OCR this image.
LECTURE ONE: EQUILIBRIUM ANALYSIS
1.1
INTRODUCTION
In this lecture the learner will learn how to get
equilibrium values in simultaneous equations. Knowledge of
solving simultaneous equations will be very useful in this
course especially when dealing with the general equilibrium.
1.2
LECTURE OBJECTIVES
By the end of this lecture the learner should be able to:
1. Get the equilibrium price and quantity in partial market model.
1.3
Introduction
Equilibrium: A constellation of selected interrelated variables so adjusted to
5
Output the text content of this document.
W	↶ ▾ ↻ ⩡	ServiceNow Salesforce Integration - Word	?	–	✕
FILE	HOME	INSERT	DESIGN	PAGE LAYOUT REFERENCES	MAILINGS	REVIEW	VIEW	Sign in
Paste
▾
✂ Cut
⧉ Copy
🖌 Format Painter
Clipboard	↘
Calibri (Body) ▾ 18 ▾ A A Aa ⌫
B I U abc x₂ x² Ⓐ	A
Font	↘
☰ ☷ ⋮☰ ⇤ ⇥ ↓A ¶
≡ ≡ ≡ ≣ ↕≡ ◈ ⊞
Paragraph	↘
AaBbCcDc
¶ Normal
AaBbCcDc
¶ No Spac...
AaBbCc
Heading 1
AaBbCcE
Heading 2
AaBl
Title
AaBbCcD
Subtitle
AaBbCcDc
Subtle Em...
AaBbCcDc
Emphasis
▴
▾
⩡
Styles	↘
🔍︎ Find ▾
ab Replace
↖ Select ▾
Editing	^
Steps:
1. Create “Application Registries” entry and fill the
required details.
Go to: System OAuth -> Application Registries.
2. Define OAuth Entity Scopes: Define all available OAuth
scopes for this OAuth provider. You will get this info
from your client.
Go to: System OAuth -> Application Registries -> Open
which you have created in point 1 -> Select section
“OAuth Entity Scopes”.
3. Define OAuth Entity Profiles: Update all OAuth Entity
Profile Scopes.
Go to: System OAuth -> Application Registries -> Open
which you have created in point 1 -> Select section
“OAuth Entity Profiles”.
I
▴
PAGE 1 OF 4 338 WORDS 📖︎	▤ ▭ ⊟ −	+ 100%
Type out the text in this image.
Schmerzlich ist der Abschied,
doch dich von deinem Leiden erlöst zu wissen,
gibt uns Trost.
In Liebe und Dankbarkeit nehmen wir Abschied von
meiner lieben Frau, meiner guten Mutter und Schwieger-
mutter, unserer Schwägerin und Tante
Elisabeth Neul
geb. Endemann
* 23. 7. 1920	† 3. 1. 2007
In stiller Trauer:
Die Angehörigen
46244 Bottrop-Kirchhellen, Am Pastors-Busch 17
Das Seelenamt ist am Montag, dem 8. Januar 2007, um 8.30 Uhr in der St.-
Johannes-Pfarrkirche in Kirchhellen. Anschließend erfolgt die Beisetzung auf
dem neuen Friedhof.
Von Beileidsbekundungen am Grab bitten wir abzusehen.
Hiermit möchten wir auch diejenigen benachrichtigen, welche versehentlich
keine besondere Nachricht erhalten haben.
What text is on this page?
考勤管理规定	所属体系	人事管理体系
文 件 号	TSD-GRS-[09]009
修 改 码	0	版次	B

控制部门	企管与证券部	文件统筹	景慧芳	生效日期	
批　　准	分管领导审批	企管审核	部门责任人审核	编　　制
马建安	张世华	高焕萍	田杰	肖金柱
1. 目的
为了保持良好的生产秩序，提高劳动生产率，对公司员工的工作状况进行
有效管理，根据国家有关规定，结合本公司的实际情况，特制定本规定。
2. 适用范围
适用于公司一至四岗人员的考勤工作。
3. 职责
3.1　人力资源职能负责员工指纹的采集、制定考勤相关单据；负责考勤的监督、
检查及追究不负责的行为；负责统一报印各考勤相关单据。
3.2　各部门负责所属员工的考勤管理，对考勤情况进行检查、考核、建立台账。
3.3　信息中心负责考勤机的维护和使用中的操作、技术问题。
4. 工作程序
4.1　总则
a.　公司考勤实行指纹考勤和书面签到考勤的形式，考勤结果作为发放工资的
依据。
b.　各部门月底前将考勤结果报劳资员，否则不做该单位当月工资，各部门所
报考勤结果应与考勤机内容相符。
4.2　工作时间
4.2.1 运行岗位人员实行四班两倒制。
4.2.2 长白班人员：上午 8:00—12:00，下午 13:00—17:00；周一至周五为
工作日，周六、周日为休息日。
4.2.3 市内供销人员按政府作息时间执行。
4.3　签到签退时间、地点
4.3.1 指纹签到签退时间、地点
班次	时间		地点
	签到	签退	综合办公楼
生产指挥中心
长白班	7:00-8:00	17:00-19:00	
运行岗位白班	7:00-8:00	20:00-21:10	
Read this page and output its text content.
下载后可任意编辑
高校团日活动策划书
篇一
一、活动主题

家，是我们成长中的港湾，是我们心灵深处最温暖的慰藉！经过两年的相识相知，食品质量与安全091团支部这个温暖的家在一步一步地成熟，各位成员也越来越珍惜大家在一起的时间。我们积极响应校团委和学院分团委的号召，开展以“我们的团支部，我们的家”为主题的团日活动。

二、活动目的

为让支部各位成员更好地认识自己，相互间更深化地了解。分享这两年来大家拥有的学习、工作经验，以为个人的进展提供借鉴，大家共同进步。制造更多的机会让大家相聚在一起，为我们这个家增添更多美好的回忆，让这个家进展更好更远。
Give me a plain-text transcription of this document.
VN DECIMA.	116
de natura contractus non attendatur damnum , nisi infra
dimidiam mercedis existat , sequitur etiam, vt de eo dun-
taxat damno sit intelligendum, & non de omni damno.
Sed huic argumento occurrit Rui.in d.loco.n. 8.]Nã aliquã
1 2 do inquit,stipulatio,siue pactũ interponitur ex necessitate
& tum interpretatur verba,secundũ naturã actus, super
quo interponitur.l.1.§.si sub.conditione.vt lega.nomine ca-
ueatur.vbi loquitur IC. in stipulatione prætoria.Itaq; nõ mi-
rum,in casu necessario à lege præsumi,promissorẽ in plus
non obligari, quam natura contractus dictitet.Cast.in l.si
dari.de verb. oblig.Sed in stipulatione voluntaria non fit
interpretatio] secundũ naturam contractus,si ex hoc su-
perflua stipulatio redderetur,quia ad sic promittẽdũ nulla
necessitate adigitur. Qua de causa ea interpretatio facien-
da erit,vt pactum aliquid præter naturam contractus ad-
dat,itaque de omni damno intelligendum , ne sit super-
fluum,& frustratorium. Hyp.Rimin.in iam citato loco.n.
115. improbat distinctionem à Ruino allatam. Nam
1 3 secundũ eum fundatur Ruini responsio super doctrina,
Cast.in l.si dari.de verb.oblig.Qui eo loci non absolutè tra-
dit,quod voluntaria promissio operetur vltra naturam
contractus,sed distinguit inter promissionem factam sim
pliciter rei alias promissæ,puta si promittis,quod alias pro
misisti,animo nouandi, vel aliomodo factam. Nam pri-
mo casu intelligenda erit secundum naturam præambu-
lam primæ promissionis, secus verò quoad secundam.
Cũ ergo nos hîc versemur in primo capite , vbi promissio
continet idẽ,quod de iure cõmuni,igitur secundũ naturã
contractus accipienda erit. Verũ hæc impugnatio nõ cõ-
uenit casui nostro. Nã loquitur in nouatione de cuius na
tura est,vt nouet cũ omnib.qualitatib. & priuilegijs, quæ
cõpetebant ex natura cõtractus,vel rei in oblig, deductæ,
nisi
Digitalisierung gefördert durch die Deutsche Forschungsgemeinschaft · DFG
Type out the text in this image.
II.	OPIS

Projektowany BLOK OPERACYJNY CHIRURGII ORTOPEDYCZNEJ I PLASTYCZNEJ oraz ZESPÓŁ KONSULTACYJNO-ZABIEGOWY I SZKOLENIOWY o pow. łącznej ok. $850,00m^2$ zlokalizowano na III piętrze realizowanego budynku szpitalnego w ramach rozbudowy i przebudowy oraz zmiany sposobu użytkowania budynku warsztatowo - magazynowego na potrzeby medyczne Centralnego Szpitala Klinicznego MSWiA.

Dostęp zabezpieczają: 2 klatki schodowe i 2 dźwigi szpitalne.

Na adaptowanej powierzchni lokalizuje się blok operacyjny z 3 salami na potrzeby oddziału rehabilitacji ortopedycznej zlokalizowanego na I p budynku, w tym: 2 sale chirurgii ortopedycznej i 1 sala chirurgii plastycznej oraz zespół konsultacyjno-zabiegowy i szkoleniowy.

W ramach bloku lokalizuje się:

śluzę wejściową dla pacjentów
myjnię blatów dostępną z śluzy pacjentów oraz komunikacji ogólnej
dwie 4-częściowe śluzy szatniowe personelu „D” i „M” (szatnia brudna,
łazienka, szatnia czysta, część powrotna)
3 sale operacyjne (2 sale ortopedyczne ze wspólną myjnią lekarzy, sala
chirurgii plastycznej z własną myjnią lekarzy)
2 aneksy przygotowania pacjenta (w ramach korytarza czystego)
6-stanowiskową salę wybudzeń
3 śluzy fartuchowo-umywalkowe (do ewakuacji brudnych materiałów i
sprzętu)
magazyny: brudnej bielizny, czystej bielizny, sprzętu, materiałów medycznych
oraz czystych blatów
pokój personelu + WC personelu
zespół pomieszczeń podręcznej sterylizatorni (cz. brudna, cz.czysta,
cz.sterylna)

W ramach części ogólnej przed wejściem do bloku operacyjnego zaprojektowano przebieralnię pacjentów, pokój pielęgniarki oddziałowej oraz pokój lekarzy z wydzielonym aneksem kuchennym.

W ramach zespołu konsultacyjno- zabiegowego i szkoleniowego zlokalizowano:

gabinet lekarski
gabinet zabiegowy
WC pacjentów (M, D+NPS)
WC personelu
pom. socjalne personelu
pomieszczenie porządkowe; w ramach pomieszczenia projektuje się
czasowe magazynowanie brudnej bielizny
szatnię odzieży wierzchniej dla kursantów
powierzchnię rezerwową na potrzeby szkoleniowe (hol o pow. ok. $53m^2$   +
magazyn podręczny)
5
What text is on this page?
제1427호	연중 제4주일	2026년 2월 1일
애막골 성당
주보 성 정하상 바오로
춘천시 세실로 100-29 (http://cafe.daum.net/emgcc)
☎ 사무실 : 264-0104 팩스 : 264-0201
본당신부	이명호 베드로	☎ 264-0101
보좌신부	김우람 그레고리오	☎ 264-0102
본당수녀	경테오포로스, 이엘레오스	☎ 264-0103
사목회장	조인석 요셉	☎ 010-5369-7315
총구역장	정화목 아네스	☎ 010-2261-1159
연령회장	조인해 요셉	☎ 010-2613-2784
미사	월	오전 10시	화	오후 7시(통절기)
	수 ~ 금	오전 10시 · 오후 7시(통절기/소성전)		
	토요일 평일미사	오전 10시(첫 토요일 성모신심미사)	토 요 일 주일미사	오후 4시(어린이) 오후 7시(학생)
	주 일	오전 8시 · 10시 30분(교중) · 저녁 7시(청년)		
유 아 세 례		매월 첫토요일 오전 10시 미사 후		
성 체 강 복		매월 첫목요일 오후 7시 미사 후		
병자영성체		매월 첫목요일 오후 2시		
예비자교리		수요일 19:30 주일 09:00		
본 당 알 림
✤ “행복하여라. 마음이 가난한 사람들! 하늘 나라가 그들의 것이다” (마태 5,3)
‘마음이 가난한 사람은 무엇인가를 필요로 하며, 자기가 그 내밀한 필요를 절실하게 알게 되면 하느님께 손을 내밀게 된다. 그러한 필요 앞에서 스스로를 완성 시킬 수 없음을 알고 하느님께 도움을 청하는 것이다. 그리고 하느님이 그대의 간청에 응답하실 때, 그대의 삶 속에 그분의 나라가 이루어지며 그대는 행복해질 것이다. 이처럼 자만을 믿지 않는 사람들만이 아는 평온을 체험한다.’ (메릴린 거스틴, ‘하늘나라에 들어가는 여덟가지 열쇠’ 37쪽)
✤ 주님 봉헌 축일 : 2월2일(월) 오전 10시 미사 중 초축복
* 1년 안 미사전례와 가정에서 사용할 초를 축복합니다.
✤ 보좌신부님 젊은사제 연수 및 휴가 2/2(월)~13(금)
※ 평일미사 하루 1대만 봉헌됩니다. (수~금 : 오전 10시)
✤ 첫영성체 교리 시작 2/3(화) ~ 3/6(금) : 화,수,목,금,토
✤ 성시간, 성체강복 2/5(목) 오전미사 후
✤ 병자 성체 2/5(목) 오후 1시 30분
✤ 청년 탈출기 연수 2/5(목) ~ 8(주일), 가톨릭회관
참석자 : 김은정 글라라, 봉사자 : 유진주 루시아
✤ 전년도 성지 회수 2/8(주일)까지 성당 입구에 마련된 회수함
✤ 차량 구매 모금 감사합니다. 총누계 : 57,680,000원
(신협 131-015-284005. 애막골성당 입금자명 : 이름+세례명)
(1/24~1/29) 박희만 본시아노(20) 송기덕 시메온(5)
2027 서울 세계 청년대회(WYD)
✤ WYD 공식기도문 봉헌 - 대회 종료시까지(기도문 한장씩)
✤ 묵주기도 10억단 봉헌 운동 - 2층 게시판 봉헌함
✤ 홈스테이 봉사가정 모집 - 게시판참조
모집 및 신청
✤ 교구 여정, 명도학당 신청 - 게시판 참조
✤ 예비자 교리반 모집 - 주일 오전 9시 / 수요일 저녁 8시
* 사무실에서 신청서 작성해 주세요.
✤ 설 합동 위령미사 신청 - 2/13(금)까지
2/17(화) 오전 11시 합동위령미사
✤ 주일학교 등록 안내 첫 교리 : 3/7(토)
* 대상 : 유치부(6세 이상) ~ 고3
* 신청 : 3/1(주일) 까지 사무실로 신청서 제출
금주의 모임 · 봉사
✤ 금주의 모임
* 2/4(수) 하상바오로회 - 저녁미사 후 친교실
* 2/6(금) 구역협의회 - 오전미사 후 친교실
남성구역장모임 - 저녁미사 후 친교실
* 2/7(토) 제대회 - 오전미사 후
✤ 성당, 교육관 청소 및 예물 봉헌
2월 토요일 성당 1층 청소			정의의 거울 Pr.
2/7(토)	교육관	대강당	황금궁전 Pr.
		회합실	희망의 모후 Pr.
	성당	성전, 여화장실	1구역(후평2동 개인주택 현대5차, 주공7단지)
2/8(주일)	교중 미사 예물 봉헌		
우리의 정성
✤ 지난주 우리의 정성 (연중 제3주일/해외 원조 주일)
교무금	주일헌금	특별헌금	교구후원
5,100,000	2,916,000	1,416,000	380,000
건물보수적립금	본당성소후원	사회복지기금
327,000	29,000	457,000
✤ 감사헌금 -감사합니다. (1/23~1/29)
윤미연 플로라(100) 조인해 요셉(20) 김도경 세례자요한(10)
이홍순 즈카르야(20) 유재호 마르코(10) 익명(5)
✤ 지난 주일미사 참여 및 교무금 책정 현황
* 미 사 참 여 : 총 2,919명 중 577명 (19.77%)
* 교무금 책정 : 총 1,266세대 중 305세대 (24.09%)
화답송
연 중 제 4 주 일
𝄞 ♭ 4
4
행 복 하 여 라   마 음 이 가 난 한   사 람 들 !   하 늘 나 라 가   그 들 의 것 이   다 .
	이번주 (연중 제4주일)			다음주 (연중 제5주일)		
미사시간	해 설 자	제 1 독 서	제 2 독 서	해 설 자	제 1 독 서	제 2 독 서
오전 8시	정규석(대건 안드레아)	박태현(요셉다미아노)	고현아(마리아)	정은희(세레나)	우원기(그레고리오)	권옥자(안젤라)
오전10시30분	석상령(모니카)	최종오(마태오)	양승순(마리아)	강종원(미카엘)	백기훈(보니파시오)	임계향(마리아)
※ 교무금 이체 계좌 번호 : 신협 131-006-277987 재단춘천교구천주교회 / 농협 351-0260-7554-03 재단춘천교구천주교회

EXERCISE GOAL
Search the entries for the word "materiałów" and pick out every line that holds it.

RESPONSE
3 śluzy fartuchowo-umywalkowe (do ewakuacji brudnych materiałów i
magazyny: brudnej bielizny, czystej bielizny, sprzętu, materiałów medycznych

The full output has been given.